START Material

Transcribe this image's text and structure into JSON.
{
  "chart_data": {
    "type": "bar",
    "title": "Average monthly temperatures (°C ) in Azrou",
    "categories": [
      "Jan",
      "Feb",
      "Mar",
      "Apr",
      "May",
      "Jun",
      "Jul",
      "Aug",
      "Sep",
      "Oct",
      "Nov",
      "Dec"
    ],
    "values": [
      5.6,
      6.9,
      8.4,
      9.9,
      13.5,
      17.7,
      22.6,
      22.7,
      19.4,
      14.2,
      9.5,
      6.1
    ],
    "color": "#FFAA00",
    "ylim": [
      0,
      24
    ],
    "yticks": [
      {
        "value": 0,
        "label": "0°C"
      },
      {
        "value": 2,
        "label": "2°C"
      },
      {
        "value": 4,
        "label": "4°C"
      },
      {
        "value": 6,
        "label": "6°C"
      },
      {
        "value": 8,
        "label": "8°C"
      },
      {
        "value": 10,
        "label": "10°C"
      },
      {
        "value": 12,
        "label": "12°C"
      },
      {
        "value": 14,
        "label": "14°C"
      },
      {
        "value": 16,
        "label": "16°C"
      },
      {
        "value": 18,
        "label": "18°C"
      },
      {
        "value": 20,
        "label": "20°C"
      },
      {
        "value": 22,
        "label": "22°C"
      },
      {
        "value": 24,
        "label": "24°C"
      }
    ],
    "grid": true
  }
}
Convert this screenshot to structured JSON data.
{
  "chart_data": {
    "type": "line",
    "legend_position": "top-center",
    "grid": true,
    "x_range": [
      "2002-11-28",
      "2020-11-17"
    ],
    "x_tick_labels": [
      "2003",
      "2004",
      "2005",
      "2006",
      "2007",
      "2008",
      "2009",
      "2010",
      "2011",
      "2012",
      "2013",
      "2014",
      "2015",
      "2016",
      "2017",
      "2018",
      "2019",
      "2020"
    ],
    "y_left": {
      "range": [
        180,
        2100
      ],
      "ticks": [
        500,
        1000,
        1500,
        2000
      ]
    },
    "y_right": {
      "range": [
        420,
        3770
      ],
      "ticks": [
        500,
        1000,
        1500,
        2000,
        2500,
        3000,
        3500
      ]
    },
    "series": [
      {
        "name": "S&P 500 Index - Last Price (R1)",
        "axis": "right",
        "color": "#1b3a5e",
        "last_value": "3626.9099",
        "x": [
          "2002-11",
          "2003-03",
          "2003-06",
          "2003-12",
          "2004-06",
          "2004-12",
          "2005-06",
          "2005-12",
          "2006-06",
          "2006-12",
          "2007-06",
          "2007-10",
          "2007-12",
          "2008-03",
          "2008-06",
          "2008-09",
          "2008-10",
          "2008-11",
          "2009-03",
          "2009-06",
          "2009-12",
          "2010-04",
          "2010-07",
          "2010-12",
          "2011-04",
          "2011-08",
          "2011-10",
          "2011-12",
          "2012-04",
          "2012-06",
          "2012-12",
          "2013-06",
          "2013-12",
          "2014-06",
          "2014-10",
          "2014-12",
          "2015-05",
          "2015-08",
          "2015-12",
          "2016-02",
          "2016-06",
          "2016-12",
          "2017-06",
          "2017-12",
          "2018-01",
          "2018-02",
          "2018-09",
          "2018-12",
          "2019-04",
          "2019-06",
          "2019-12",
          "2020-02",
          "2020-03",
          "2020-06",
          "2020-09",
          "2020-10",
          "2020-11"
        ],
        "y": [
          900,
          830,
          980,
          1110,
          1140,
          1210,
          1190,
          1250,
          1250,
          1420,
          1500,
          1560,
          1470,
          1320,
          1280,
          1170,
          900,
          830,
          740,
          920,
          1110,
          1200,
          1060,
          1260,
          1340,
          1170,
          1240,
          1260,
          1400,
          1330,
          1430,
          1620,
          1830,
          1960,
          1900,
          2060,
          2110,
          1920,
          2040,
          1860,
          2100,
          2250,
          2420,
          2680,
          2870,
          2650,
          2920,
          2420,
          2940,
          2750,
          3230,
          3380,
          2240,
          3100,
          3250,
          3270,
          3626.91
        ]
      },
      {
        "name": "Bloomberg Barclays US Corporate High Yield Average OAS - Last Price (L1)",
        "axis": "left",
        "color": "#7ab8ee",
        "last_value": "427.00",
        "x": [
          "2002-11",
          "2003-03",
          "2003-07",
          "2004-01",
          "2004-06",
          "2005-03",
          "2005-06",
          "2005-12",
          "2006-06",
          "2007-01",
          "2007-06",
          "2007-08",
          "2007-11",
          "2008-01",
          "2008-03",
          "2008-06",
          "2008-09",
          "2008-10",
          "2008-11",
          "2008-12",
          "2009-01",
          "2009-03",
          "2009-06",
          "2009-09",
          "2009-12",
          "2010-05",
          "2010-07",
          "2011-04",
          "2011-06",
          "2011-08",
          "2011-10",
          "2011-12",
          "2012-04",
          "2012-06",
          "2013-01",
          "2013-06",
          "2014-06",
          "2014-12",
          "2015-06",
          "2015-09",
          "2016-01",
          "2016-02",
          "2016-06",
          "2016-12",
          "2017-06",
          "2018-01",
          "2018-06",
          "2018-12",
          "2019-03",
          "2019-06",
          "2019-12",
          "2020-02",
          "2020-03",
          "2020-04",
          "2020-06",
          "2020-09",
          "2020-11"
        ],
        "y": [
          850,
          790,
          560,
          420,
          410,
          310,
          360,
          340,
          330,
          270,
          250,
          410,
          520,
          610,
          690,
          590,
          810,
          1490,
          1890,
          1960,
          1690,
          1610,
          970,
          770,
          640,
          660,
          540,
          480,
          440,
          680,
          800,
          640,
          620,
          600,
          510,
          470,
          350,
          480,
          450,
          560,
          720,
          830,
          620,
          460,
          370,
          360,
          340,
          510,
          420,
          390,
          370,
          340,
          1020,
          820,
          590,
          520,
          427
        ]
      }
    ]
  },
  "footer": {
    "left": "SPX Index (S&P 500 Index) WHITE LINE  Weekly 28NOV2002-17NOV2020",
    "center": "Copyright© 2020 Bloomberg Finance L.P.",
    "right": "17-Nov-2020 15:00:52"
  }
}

END Material

Your task =>
Reproduce each record shown above without altering a single word.

Result of the exercise =>
Transcribe this image's text and structure into JSON.
{
  "chart_data": {
    "type": "bar",
    "title": "Average monthly temperatures (°C ) in Azrou",
    "categories": [
      "Jan",
      "Feb",
      "Mar",
      "Apr",
      "May",
      "Jun",
      "Jul",
      "Aug",
      "Sep",
      "Oct",
      "Nov",
      "Dec"
    ],
    "values": [
      5.6,
      6.9,
      8.4,
      9.9,
      13.5,
      17.7,
      22.6,
      22.7,
      19.4,
      14.2,
      9.5,
      6.1
    ],
    "color": "#FFAA00",
    "ylim": [
      0,
      24
    ],
    "yticks": [
      {
        "value": 0,
        "label": "0°C"
      },
      {
        "value": 2,
        "label": "2°C"
      },
      {
        "value": 4,
        "label": "4°C"
      },
      {
        "value": 6,
        "label": "6°C"
      },
      {
        "value": 8,
        "label": "8°C"
      },
      {
        "value": 10,
        "label": "10°C"
      },
      {
        "value": 12,
        "label": "12°C"
      },
      {
        "value": 14,
        "label": "14°C"
      },
      {
        "value": 16,
        "label": "16°C"
      },
      {
        "value": 18,
        "label": "18°C"
      },
      {
        "value": 20,
        "label": "20°C"
      },
      {
        "value": 22,
        "label": "22°C"
      },
      {
        "value": 24,
        "label": "24°C"
      }
    ],
    "grid": true
  }
}
Convert this screenshot to structured JSON data.
{
  "chart_data": {
    "type": "line",
    "legend_position": "top-center",
    "grid": true,
    "x_range": [
      "2002-11-28",
      "2020-11-17"
    ],
    "x_tick_labels": [
      "2003",
      "2004",
      "2005",
      "2006",
      "2007",
      "2008",
      "2009",
      "2010",
      "2011",
      "2012",
      "2013",
      "2014",
      "2015",
      "2016",
      "2017",
      "2018",
      "2019",
      "2020"
    ],
    "y_left": {
      "range": [
        180,
        2100
      ],
      "ticks": [
        500,
        1000,
        1500,
        2000
      ]
    },
    "y_right": {
      "range": [
        420,
        3770
      ],
      "ticks": [
        500,
        1000,
        1500,
        2000,
        2500,
        3000,
        3500
      ]
    },
    "series": [
      {
        "name": "S&P 500 Index - Last Price (R1)",
        "axis": "right",
        "color": "#1b3a5e",
        "last_value": "3626.9099",
        "x": [
          "2002-11",
          "2003-03",
          "2003-06",
          "2003-12",
          "2004-06",
          "2004-12",
          "2005-06",
          "2005-12",
          "2006-06",
          "2006-12",
          "2007-06",
          "2007-10",
          "2007-12",
          "2008-03",
          "2008-06",
          "2008-09",
          "2008-10",
          "2008-11",
          "2009-03",
          "2009-06",
          "2009-12",
          "2010-04",
          "2010-07",
          "2010-12",
          "2011-04",
          "2011-08",
          "2011-10",
          "2011-12",
          "2012-04",
          "2012-06",
          "2012-12",
          "2013-06",
          "2013-12",
          "2014-06",
          "2014-10",
          "2014-12",
          "2015-05",
          "2015-08",
          "2015-12",
          "2016-02",
          "2016-06",
          "2016-12",
          "2017-06",
          "2017-12",
          "2018-01",
          "2018-02",
          "2018-09",
          "2018-12",
          "2019-04",
          "2019-06",
          "2019-12",
          "2020-02",
          "2020-03",
          "2020-06",
          "2020-09",
          "2020-10",
          "2020-11"
        ],
        "y": [
          900,
          830,
          980,
          1110,
          1140,
          1210,
          1190,
          1250,
          1250,
          1420,
          1500,
          1560,
          1470,
          1320,
          1280,
          1170,
          900,
          830,
          740,
          920,
          1110,
          1200,
          1060,
          1260,
          1340,
          1170,
          1240,
          1260,
          1400,
          1330,
          1430,
          1620,
          1830,
          1960,
          1900,
          2060,
          2110,
          1920,
          2040,
          1860,
          2100,
          2250,
          2420,
          2680,
          2870,
          2650,
          2920,
          2420,
          2940,
          2750,
          3230,
          3380,
          2240,
          3100,
          3250,
          3270,
          3626.91
        ]
      },
      {
        "name": "Bloomberg Barclays US Corporate High Yield Average OAS - Last Price (L1)",
        "axis": "left",
        "color": "#7ab8ee",
        "last_value": "427.00",
        "x": [
          "2002-11",
          "2003-03",
          "2003-07",
          "2004-01",
          "2004-06",
          "2005-03",
          "2005-06",
          "2005-12",
          "2006-06",
          "2007-01",
          "2007-06",
          "2007-08",
          "2007-11",
          "2008-01",
          "2008-03",
          "2008-06",
          "2008-09",
          "2008-10",
          "2008-11",
          "2008-12",
          "2009-01",
          "2009-03",
          "2009-06",
          "2009-09",
          "2009-12",
          "2010-05",
          "2010-07",
          "2011-04",
          "2011-06",
          "2011-08",
          "2011-10",
          "2011-12",
          "2012-04",
          "2012-06",
          "2013-01",
          "2013-06",
          "2014-06",
          "2014-12",
          "2015-06",
          "2015-09",
          "2016-01",
          "2016-02",
          "2016-06",
          "2016-12",
          "2017-06",
          "2018-01",
          "2018-06",
          "2018-12",
          "2019-03",
          "2019-06",
          "2019-12",
          "2020-02",
          "2020-03",
          "2020-04",
          "2020-06",
          "2020-09",
          "2020-11"
        ],
        "y": [
          850,
          790,
          560,
          420,
          410,
          310,
          360,
          340,
          330,
          270,
          250,
          410,
          520,
          610,
          690,
          590,
          810,
          1490,
          1890,
          1960,
          1690,
          1610,
          970,
          770,
          640,
          660,
          540,
          480,
          440,
          680,
          800,
          640,
          620,
          600,
          510,
          470,
          350,
          480,
          450,
          560,
          720,
          830,
          620,
          460,
          370,
          360,
          340,
          510,
          420,
          390,
          370,
          340,
          1020,
          820,
          590,
          520,
          427
        ]
      }
    ]
  },
  "footer": {
    "left": "SPX Index (S&P 500 Index) WHITE LINE  Weekly 28NOV2002-17NOV2020",
    "center": "Copyright© 2020 Bloomberg Finance L.P.",
    "right": "17-Nov-2020 15:00:52"
  }
}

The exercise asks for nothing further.